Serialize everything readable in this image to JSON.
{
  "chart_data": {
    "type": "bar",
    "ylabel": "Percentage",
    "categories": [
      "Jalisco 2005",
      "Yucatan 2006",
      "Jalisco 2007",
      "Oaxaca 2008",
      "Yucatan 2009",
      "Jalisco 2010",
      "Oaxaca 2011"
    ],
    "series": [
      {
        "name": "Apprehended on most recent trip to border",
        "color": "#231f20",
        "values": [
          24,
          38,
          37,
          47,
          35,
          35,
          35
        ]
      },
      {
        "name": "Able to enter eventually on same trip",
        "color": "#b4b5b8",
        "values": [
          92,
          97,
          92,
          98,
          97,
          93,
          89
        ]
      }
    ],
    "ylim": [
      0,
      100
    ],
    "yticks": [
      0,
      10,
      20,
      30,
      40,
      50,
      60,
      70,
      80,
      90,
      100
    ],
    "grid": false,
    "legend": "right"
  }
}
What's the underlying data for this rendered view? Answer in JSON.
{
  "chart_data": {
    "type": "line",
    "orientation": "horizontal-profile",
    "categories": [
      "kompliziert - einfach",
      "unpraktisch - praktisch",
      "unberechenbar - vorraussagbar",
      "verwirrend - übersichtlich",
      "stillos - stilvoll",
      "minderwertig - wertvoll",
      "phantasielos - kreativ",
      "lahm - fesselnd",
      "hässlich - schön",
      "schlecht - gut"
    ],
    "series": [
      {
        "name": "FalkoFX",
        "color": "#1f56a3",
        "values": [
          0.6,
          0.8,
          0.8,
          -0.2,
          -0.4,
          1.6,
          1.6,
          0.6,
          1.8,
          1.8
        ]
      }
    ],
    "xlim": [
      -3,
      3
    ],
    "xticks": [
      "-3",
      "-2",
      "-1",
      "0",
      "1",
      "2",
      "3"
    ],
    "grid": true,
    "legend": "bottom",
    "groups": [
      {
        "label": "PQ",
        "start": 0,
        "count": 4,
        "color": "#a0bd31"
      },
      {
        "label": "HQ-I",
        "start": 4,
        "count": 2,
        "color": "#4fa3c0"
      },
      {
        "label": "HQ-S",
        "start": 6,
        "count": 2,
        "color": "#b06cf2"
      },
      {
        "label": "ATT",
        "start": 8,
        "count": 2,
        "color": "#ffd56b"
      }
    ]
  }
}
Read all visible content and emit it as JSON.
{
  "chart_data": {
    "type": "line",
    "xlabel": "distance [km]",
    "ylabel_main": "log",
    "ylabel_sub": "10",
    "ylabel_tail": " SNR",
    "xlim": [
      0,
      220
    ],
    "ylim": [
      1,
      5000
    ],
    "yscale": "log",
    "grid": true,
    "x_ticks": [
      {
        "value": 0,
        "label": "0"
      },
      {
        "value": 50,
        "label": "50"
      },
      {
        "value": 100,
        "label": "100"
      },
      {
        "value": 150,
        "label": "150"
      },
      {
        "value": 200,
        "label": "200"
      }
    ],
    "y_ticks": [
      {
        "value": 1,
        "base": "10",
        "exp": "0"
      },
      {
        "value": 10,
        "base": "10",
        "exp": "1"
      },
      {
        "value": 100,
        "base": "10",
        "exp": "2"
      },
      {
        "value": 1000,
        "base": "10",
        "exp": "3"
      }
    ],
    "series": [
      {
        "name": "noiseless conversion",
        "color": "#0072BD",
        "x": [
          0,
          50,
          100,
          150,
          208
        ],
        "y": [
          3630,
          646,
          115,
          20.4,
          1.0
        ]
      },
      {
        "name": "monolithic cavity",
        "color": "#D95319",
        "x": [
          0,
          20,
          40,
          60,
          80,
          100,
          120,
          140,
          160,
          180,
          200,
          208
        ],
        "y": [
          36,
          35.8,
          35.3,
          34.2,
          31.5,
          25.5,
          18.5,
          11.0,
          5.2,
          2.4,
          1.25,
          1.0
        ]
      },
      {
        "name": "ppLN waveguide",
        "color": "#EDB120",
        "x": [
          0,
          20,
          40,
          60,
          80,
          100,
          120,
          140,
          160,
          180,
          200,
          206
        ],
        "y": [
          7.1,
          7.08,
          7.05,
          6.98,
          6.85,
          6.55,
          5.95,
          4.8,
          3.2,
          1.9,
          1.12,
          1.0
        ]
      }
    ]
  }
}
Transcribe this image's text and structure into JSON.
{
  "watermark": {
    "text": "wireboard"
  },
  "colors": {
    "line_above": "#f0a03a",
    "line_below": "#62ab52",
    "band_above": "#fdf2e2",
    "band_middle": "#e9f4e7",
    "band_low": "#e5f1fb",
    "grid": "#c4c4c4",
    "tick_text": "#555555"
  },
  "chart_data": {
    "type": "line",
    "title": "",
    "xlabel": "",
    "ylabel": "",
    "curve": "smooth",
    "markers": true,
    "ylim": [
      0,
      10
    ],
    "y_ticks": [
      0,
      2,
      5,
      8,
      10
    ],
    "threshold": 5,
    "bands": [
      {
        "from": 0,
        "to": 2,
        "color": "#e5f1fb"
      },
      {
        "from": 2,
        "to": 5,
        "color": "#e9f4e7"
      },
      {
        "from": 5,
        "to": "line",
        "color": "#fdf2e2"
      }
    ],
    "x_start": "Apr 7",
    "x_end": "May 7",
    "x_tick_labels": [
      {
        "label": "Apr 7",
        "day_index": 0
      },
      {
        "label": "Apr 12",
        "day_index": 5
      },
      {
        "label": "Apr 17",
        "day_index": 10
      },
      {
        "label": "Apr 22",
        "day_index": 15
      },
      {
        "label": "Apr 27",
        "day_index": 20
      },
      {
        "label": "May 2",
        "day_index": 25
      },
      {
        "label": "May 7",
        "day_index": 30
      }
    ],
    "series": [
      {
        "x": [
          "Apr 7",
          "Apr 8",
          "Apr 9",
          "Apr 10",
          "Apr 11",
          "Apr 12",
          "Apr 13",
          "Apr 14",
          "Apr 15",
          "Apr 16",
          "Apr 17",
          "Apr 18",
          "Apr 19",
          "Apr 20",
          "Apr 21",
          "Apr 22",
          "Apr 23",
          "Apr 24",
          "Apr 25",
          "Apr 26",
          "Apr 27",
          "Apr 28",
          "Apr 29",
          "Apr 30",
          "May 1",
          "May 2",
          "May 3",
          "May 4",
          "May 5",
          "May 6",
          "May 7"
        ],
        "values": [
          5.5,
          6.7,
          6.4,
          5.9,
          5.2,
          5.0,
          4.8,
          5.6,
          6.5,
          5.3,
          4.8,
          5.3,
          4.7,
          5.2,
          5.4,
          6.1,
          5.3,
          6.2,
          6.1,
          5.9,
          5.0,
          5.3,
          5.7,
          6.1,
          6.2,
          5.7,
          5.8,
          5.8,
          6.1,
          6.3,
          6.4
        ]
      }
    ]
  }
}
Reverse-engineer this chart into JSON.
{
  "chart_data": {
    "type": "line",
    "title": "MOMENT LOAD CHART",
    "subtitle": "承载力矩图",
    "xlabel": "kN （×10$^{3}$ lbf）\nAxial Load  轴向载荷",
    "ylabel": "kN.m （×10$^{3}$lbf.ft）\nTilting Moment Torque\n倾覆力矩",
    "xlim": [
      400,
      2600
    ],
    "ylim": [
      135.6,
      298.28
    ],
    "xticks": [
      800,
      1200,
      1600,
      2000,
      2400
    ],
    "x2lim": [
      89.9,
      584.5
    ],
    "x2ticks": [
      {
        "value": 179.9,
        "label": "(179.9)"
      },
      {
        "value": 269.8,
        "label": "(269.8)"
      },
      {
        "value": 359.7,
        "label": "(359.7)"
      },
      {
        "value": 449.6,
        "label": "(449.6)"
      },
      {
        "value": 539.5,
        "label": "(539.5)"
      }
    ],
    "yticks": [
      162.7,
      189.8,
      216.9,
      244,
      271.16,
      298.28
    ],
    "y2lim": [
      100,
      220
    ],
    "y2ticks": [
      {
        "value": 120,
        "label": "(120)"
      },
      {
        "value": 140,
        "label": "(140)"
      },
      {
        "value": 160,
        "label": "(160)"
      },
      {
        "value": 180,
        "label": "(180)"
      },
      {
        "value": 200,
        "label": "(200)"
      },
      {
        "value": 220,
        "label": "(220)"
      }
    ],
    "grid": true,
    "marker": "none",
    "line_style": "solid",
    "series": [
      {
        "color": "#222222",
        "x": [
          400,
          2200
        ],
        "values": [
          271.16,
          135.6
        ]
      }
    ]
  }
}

┄┄┄┄┄┄┄┄┄┄┄┄┄┄┄┄┄┄┄┄

**Your objective:** Lines containing the word "trip" are to be tallied; report only the total.

**Expected answer:** 2